Exercise input:
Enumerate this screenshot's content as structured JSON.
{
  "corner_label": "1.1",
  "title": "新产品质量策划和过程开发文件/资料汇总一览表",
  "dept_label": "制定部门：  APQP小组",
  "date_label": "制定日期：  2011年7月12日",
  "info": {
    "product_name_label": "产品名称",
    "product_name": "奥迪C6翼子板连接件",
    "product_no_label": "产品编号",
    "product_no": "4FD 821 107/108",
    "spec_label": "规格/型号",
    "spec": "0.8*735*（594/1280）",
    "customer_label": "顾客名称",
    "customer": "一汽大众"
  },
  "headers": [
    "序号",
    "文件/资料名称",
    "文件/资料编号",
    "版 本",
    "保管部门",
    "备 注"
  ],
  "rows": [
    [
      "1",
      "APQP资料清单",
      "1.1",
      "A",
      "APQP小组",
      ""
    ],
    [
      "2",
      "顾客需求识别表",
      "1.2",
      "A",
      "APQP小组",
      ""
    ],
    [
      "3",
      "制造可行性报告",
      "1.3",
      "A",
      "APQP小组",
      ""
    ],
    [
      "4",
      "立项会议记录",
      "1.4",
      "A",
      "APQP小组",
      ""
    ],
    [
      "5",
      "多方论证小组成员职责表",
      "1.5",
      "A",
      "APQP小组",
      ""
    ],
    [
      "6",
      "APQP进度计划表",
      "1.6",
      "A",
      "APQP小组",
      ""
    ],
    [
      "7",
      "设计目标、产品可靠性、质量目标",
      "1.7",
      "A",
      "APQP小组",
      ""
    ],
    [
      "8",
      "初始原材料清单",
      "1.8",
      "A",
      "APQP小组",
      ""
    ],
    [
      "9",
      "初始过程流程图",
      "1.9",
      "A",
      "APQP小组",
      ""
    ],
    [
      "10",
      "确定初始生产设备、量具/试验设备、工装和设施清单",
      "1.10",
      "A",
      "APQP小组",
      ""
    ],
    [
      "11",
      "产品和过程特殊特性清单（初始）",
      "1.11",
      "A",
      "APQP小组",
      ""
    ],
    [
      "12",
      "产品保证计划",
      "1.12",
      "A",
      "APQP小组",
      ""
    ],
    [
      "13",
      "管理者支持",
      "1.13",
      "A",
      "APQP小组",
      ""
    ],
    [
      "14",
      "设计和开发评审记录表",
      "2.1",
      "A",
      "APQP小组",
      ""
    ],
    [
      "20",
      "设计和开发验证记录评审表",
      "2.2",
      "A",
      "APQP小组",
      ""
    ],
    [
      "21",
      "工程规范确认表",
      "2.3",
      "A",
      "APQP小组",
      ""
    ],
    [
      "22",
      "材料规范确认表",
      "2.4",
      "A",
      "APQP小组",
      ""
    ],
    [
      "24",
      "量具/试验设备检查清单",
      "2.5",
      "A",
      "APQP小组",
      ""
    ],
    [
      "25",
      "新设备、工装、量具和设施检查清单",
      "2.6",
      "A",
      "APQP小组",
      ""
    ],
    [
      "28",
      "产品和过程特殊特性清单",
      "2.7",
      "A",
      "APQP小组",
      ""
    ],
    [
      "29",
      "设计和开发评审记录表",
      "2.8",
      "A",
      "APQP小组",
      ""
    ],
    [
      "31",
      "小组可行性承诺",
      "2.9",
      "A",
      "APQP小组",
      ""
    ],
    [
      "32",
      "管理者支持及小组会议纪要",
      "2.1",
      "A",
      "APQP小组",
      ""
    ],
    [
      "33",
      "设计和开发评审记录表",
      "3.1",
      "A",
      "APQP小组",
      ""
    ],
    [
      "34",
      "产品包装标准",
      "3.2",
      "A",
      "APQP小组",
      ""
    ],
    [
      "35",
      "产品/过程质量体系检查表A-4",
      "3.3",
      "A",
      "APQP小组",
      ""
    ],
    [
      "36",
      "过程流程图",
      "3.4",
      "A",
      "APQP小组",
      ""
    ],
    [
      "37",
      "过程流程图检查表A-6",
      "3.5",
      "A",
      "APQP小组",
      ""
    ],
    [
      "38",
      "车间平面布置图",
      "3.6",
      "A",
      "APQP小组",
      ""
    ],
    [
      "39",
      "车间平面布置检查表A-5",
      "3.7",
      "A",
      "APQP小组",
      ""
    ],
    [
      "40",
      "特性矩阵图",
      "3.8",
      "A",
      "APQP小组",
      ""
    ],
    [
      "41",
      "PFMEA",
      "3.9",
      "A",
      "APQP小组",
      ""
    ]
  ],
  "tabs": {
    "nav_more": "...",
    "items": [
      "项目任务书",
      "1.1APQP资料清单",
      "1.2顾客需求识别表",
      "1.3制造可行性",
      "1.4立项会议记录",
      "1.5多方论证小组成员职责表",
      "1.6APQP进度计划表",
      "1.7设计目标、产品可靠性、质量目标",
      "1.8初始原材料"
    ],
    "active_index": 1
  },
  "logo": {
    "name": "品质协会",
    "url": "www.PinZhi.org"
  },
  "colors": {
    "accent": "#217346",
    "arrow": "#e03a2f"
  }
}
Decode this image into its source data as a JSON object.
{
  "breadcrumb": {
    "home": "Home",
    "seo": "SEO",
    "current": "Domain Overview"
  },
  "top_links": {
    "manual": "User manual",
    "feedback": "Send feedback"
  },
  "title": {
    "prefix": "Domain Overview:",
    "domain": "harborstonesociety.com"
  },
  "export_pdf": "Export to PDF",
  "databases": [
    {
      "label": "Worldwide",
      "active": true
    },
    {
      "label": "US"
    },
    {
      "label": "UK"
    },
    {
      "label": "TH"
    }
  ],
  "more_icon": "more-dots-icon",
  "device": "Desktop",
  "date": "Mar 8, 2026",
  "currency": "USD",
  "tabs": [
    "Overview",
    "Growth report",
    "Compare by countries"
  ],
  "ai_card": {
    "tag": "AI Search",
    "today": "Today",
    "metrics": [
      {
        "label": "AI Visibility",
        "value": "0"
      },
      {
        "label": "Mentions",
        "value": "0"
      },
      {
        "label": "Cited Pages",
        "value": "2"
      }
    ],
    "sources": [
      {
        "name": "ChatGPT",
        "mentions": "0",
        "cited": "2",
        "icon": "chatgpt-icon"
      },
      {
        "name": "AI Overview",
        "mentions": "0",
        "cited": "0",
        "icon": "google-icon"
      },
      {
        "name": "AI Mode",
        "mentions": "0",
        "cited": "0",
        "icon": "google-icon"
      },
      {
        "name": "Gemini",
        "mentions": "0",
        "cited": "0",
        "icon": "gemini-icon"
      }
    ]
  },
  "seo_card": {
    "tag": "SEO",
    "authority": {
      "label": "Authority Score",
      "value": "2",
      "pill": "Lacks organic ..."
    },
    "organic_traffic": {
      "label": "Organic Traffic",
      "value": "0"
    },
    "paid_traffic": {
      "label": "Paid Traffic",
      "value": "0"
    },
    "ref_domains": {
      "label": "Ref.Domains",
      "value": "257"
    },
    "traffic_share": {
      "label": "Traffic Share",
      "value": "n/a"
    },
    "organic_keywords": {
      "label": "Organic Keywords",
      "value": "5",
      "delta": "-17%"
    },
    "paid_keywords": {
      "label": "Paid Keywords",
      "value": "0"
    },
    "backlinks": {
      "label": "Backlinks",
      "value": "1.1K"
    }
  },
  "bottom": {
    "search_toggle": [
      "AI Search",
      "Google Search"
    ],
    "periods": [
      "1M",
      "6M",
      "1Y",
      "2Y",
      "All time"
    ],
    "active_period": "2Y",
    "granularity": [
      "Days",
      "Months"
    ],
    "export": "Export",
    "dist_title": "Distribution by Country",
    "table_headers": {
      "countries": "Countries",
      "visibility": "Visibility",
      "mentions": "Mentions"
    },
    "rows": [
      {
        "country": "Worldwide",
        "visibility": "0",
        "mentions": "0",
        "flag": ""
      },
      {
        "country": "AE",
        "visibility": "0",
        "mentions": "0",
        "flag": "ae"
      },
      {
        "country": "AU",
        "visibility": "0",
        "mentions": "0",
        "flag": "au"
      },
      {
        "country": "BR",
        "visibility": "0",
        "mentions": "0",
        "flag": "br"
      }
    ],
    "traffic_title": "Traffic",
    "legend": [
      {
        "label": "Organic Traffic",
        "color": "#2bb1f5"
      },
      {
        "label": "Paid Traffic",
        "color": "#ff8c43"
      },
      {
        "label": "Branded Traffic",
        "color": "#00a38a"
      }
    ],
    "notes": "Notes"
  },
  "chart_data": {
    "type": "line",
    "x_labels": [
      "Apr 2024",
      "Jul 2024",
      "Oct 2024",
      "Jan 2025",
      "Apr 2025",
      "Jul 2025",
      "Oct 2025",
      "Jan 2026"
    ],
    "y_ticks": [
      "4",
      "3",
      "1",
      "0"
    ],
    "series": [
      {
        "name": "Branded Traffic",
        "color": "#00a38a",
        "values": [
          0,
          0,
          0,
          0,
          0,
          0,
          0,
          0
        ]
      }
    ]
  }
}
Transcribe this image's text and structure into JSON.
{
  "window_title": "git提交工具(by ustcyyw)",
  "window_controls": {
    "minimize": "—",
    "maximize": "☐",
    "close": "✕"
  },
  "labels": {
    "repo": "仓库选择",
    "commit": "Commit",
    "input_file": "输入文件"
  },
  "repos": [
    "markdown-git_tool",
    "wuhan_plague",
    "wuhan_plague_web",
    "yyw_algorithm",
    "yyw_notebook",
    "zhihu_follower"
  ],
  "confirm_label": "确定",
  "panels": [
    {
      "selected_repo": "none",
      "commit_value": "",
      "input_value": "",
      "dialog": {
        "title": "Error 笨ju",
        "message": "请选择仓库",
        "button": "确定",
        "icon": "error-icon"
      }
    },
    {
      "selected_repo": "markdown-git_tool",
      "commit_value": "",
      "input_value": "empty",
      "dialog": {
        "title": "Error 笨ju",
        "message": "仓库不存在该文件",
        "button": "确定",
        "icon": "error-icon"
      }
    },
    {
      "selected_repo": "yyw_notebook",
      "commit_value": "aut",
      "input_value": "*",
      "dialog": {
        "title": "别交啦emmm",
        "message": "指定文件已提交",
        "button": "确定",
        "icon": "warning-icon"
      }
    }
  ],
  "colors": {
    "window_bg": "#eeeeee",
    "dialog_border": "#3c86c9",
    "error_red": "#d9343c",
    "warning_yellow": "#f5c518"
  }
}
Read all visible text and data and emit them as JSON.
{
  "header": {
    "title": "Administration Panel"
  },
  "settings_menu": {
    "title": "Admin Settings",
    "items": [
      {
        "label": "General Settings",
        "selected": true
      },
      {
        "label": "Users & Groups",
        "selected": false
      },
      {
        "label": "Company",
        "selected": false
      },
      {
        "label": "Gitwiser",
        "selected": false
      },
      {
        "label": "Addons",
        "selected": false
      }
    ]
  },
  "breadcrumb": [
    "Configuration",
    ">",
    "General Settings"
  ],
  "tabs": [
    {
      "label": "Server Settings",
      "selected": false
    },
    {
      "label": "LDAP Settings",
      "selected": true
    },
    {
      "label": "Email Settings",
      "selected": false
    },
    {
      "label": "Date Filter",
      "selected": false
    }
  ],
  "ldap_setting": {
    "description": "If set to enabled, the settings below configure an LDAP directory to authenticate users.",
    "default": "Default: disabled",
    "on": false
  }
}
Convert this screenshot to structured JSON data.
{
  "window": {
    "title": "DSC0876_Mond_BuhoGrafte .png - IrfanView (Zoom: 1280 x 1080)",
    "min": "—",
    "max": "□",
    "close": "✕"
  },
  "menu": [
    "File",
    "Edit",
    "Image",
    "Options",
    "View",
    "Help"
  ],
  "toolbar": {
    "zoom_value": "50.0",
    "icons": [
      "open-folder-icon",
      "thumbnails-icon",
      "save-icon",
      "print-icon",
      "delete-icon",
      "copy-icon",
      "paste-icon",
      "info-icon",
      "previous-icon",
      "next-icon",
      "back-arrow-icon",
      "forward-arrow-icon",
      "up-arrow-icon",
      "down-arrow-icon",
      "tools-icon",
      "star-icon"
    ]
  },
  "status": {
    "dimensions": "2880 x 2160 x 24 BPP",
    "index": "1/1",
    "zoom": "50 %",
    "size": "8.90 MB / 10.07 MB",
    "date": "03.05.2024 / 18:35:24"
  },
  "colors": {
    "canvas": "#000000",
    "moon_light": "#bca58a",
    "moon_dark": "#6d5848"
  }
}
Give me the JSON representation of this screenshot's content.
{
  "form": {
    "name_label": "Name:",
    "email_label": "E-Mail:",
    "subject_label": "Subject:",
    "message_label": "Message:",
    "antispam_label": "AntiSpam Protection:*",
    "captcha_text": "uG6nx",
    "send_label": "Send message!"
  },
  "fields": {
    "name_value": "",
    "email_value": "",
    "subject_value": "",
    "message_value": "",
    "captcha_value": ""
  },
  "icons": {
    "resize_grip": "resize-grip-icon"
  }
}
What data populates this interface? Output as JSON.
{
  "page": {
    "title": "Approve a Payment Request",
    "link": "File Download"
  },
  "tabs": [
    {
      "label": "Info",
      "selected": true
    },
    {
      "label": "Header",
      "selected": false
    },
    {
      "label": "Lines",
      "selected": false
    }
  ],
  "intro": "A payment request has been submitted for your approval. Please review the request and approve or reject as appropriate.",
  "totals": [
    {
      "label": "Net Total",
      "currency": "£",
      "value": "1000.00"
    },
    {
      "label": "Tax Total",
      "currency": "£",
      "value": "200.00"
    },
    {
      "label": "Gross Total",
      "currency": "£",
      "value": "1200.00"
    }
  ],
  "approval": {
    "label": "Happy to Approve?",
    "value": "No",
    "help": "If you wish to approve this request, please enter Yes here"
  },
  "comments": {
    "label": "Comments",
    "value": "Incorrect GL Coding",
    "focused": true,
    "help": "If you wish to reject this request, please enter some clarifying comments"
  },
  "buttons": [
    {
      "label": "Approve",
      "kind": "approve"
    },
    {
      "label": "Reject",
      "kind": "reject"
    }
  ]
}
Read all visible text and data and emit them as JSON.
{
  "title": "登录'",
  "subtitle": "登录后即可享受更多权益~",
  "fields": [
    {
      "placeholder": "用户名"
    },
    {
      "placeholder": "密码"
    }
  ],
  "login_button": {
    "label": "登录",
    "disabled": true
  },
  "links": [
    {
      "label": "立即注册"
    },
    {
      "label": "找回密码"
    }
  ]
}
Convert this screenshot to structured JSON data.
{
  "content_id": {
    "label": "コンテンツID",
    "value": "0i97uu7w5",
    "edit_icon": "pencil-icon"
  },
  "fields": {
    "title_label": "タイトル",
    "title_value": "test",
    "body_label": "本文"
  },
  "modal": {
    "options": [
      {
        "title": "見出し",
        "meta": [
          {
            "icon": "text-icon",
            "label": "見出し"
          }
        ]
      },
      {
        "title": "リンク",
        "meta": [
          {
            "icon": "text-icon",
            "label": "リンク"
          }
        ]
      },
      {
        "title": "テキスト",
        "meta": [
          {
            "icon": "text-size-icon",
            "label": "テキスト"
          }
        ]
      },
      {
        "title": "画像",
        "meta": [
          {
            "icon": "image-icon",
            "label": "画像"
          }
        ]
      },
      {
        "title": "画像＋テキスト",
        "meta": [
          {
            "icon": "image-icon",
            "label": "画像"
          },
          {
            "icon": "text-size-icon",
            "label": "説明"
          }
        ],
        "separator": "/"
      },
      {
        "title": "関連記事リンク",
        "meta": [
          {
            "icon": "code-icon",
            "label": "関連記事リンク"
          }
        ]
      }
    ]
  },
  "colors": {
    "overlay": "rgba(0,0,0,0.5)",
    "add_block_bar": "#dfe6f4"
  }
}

Given exercise: Write down every line of the data above that includes the string "arrow".

Result below:
    "arrow": "#e03a2f"
      "back-arrow-icon",
      "forward-arrow-icon",
      "up-arrow-icon",
      "down-arrow-icon",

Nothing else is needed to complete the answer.